#### WORK REQUIRED:
Transcribe every entry word for word, leaving out all images.

#### MATERIAL:
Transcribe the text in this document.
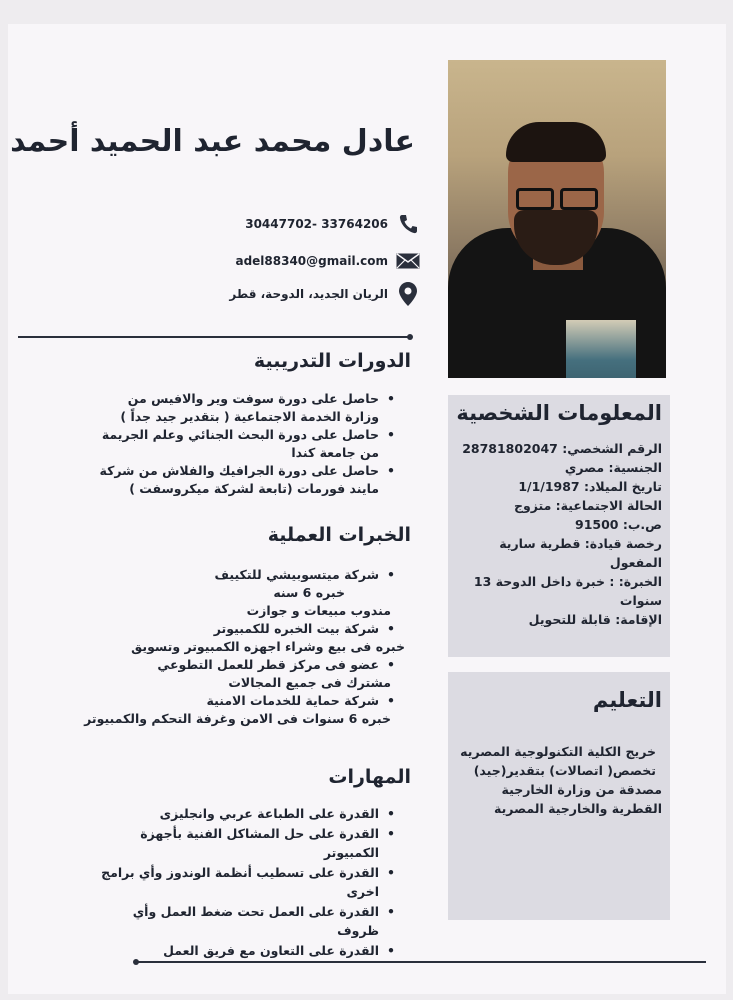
عادل محمد عبد الحميد أحمد
30447702- 33764206
adel88340@gmail.com
الريان الجديد، الدوحة، قطر
الدورات التدريبية
• حاصل على دورة سوفت وير والافيس من وزارة الخدمة الاجتماعية ( بتقدير جيد جداً )
• حاصل على دورة البحث الجنائي وعلم الجريمة من جامعة كندا
• حاصل على دورة الجرافيك والفلاش من شركة مايند فورمات (تابعة لشركة ميكروسفت )
الخبرات العملية
• شركة ميتسوبيشي للتكييف
خبره 6 سنه
مندوب مبيعات و جوازت
• شركة بيت الخبره للكمبيوتر
خبره فى بيع وشراء اجهزه الكمبيوتر وتسويق
• عضو فى مركز قطر للعمل التطوعي
مشترك فى جميع المجالات
• شركة حماية للخدمات الامنية
خبره 6 سنوات فى الامن وغرفة التحكم والكمبيوتر
المهارات
• القدرة على الطباعة عربي وانجليزى
• القدرة على حل المشاكل الفنية بأجهزة الكمبيوتر
• القدرة على تسطيب أنظمة الوندوز وأي برامج اخرى
• القدرة على العمل تحت ضغط العمل وأي ظروف
• القدرة على التعاون مع فريق العمل
المعلومات الشخصية
الرقم الشخصي: 28781802047
الجنسية: مصري
تاريخ الميلاد: 1/1/1987
الحالة الاجتماعية: متزوج
ص.ب: 91500
رخصة قيادة: قطرية سارية المفعول
الخبرة: : خبرة داخل الدوحة 13 سنوات
الإقامة: قابلة للتحويل
التعليم
خريج الكلية التكنولوجية المصريه تخصص( اتصالات) بتقدير(جيد)
مصدقة من وزارة الخارجية القطرية والخارجية المصرية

#### RESULT OF THE EXERCISE:
Transcribe the text in this document.
عادل محمد عبد الحميد أحمد
30447702- 33764206
adel88340@gmail.com
الريان الجديد، الدوحة، قطر
الدورات التدريبية
• حاصل على دورة سوفت وير والافيس من وزارة الخدمة الاجتماعية ( بتقدير جيد جداً )
• حاصل على دورة البحث الجنائي وعلم الجريمة من جامعة كندا
• حاصل على دورة الجرافيك والفلاش من شركة مايند فورمات (تابعة لشركة ميكروسفت )
الخبرات العملية
• شركة ميتسوبيشي للتكييف
خبره 6 سنه
مندوب مبيعات و جوازت
• شركة بيت الخبره للكمبيوتر
خبره فى بيع وشراء اجهزه الكمبيوتر وتسويق
• عضو فى مركز قطر للعمل التطوعي
مشترك فى جميع المجالات
• شركة حماية للخدمات الامنية
خبره 6 سنوات فى الامن وغرفة التحكم والكمبيوتر
المهارات
• القدرة على الطباعة عربي وانجليزى
• القدرة على حل المشاكل الفنية بأجهزة الكمبيوتر
• القدرة على تسطيب أنظمة الوندوز وأي برامج اخرى
• القدرة على العمل تحت ضغط العمل وأي ظروف
• القدرة على التعاون مع فريق العمل
المعلومات الشخصية
الرقم الشخصي: 28781802047
الجنسية: مصري
تاريخ الميلاد: 1/1/1987
الحالة الاجتماعية: متزوج
ص.ب: 91500
رخصة قيادة: قطرية سارية المفعول
الخبرة: : خبرة داخل الدوحة 13 سنوات
الإقامة: قابلة للتحويل
التعليم
خريج الكلية التكنولوجية المصريه تخصص( اتصالات) بتقدير(جيد)
مصدقة من وزارة الخارجية القطرية والخارجية المصرية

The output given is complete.